Abstract

Often ignored in the immigration debate were ethnic German resettlers (or remigrants) from Eastern Europe [Aussiedler], who, more than forty years after the end of the Second World War, were welcomed “back” to West Germany. Their “return” from countries such as Poland, Romania, and the Soviet Union occurred in the context of détente.

Ethnic German Remigrants (August 22, 1988)

Source

“Now I’m Here, now I’m Good”
SPIEGEL Report about Ethnic German Remigrants and Their Reception in the West

A good forty years after the expulsions, another refugee trek is under way: Germans from Kazakhstan and Uzbekistan, from Transylvania, the Banat, Silesia, Pomerania, and East Prussia are returning to the “fatherland.”
The federal government expects 200,000 ethnic German remigrants this year. But xenophobia, housing shortages, and bureaucratic procedures are turning the return home after centuries into a bitter experience.

□ □ □ □ □ □ □

- [Problems to work on]:
• 1. In the report on ethnic German remigrants, swap "xenophobia" for "indifference" and write out everything from "SPIEGEL Report about" down to "a bitter experience.".
• 2. Condense the paragraph of the abstract that begins "Often ignored in the immigration debate," keeping its main facts.

□ □ □ □ □ □ □

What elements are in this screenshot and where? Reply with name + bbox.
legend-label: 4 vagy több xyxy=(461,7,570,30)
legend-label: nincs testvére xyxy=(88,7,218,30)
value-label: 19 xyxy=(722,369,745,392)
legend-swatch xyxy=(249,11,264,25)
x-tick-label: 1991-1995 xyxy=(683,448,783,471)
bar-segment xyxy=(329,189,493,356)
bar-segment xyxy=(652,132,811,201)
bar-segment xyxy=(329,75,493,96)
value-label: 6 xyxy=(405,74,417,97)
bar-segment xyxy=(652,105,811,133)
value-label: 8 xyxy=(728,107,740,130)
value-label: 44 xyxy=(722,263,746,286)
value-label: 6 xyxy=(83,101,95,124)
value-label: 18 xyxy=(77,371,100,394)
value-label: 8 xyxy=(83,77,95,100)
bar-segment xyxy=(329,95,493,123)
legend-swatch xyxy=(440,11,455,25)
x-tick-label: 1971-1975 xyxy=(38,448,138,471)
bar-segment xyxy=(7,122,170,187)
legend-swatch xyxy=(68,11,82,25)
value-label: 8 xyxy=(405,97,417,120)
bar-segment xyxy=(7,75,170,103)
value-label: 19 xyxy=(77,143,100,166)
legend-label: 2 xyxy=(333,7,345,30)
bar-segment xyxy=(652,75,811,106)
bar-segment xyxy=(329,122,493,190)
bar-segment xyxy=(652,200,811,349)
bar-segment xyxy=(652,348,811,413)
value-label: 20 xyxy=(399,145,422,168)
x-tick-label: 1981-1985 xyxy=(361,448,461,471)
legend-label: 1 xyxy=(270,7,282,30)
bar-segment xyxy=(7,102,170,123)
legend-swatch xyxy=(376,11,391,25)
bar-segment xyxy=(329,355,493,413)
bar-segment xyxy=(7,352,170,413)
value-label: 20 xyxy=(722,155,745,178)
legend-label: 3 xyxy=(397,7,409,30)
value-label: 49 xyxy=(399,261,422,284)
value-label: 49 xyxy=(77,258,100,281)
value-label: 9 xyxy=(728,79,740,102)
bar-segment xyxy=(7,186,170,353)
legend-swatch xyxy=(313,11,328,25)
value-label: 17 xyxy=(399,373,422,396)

□ □ □ □ □ □ □

- [Completed exercise]:
• 1.
SPIEGEL Report about Ethnic German Remigrants and Their Reception in the West

A good forty years after the expulsions, another refugee trek is under way: Germans from Kazakhstan and Uzbekistan, from Transylvania, the Banat, Silesia, Pomerania, and East Prussia are returning to the “fatherland.”
The federal government expects 200,000 ethnic German remigrants this year. But indifference, housing shortages, and bureaucratic procedures are turning the return home after centuries into a bitter experience.

• 2. Ethnic German resettlers (Aussiedler) from Eastern Europe were often overlooked in the immigration debate. More than forty years after the Second World War, they were welcomed "back" to West Germany from countries such as Poland, Romania, and the Soviet Union in the context of détente.